---- GIVEN INFORMATION

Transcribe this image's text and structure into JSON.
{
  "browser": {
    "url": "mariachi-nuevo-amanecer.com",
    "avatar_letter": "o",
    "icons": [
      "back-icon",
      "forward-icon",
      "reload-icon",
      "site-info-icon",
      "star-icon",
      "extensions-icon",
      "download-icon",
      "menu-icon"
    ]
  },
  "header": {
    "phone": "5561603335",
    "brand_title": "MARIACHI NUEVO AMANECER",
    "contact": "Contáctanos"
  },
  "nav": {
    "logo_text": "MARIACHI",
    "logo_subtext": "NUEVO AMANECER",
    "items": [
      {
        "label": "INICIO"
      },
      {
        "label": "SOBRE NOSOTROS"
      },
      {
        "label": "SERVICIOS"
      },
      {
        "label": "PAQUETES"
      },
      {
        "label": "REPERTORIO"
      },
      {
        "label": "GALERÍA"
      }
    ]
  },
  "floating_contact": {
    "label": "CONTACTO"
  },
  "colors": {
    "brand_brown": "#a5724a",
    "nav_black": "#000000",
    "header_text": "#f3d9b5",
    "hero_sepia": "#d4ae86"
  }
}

--------

## TASK REQUIREMENTS
All of the material above needs to be retyped word for word.

## WRITTEN RESPONSE
Transcribe this image's text and structure into JSON.
{
  "browser": {
    "url": "mariachi-nuevo-amanecer.com",
    "avatar_letter": "o",
    "icons": [
      "back-icon",
      "forward-icon",
      "reload-icon",
      "site-info-icon",
      "star-icon",
      "extensions-icon",
      "download-icon",
      "menu-icon"
    ]
  },
  "header": {
    "phone": "5561603335",
    "brand_title": "MARIACHI NUEVO AMANECER",
    "contact": "Contáctanos"
  },
  "nav": {
    "logo_text": "MARIACHI",
    "logo_subtext": "NUEVO AMANECER",
    "items": [
      {
        "label": "INICIO"
      },
      {
        "label": "SOBRE NOSOTROS"
      },
      {
        "label": "SERVICIOS"
      },
      {
        "label": "PAQUETES"
      },
      {
        "label": "REPERTORIO"
      },
      {
        "label": "GALERÍA"
      }
    ]
  },
  "floating_contact": {
    "label": "CONTACTO"
  },
  "colors": {
    "brand_brown": "#a5724a",
    "nav_black": "#000000",
    "header_text": "#f3d9b5",
    "hero_sepia": "#d4ae86"
  }
}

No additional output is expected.